• _Task requirements_: In the material below, identify each line bearing the word "retries". Reproduce those lines.

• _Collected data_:
+--
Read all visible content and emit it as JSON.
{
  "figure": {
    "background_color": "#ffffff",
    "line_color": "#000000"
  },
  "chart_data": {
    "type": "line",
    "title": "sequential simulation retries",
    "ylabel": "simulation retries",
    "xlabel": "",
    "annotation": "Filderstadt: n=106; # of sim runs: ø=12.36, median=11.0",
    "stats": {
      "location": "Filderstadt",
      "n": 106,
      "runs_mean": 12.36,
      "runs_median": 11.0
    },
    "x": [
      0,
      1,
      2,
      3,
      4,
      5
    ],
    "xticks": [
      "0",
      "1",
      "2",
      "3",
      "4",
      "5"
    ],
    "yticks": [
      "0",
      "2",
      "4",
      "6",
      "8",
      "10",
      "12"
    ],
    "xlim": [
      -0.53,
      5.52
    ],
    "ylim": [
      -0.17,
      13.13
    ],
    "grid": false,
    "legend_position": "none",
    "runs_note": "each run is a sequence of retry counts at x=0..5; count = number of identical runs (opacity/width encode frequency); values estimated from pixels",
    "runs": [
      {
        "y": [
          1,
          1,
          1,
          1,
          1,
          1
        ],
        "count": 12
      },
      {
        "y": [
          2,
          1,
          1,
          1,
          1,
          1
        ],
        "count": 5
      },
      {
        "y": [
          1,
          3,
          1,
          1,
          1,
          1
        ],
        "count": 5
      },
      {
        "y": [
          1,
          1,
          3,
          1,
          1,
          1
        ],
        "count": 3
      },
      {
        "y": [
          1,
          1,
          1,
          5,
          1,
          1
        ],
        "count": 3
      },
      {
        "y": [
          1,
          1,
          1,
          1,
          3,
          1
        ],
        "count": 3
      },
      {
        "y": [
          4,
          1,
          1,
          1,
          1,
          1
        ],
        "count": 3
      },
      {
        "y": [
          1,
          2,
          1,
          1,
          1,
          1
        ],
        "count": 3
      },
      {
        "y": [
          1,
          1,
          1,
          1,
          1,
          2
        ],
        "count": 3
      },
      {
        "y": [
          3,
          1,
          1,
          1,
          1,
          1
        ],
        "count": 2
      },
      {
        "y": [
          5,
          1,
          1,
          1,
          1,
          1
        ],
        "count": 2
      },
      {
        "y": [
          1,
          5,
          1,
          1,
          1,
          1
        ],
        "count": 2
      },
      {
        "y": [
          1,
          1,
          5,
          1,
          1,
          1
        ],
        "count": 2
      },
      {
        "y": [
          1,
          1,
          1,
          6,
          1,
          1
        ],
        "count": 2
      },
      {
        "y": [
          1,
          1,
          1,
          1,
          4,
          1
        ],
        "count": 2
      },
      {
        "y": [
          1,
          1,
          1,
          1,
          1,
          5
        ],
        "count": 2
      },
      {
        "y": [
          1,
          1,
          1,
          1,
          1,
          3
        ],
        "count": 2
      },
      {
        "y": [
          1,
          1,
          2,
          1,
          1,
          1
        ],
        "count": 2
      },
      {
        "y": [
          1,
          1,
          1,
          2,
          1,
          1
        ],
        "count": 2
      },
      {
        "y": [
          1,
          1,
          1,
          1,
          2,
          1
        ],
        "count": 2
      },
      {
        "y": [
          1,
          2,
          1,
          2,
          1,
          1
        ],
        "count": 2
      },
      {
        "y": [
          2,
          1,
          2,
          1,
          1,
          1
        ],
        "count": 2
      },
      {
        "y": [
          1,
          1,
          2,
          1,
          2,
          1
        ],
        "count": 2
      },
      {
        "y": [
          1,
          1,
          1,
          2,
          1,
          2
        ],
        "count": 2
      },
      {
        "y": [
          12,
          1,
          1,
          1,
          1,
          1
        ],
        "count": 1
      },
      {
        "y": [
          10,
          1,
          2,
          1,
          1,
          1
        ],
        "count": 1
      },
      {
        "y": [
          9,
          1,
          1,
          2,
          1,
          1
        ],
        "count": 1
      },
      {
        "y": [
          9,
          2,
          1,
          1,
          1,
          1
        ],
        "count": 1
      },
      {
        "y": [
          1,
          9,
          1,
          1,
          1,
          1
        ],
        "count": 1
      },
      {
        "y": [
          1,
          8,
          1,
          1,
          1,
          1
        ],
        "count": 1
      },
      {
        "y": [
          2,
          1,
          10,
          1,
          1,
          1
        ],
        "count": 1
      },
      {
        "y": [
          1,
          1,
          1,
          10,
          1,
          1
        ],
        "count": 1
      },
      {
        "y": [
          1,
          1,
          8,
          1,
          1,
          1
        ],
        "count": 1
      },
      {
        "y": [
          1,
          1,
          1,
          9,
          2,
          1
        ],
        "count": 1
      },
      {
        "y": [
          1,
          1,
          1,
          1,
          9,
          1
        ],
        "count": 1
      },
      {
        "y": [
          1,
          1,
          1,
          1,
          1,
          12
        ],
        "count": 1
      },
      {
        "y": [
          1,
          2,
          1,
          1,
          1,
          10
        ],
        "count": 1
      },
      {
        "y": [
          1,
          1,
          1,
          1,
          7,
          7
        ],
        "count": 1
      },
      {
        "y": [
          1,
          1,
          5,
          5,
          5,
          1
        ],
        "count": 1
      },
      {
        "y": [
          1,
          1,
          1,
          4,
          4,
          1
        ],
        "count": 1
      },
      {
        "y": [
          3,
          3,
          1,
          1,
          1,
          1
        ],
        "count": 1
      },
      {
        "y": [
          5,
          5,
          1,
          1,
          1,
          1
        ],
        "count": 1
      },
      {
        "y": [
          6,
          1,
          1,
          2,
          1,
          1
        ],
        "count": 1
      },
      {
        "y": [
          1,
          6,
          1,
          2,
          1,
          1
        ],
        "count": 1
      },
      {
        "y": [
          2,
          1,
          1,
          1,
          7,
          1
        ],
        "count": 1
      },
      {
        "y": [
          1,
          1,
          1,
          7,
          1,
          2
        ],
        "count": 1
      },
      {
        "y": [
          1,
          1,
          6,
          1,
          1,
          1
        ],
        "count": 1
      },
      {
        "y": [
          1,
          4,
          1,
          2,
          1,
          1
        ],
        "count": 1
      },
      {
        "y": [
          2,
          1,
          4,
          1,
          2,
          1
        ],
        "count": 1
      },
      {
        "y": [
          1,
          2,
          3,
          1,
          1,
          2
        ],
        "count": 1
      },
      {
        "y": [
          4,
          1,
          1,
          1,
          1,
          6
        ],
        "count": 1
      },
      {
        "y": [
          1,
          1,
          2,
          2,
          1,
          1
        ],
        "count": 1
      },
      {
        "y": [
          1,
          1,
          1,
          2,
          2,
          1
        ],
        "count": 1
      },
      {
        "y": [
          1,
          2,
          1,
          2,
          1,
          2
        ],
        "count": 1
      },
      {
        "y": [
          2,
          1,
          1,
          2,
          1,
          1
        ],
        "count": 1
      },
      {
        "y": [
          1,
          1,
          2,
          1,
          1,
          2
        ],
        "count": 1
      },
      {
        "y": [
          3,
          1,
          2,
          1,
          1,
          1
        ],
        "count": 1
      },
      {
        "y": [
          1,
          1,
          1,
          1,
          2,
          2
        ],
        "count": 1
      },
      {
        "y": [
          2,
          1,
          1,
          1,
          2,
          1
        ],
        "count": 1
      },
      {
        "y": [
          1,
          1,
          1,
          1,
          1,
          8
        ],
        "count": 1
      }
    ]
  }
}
+--
• _Finished answer_:
    "title": "sequential simulation retries",
    "ylabel": "simulation retries",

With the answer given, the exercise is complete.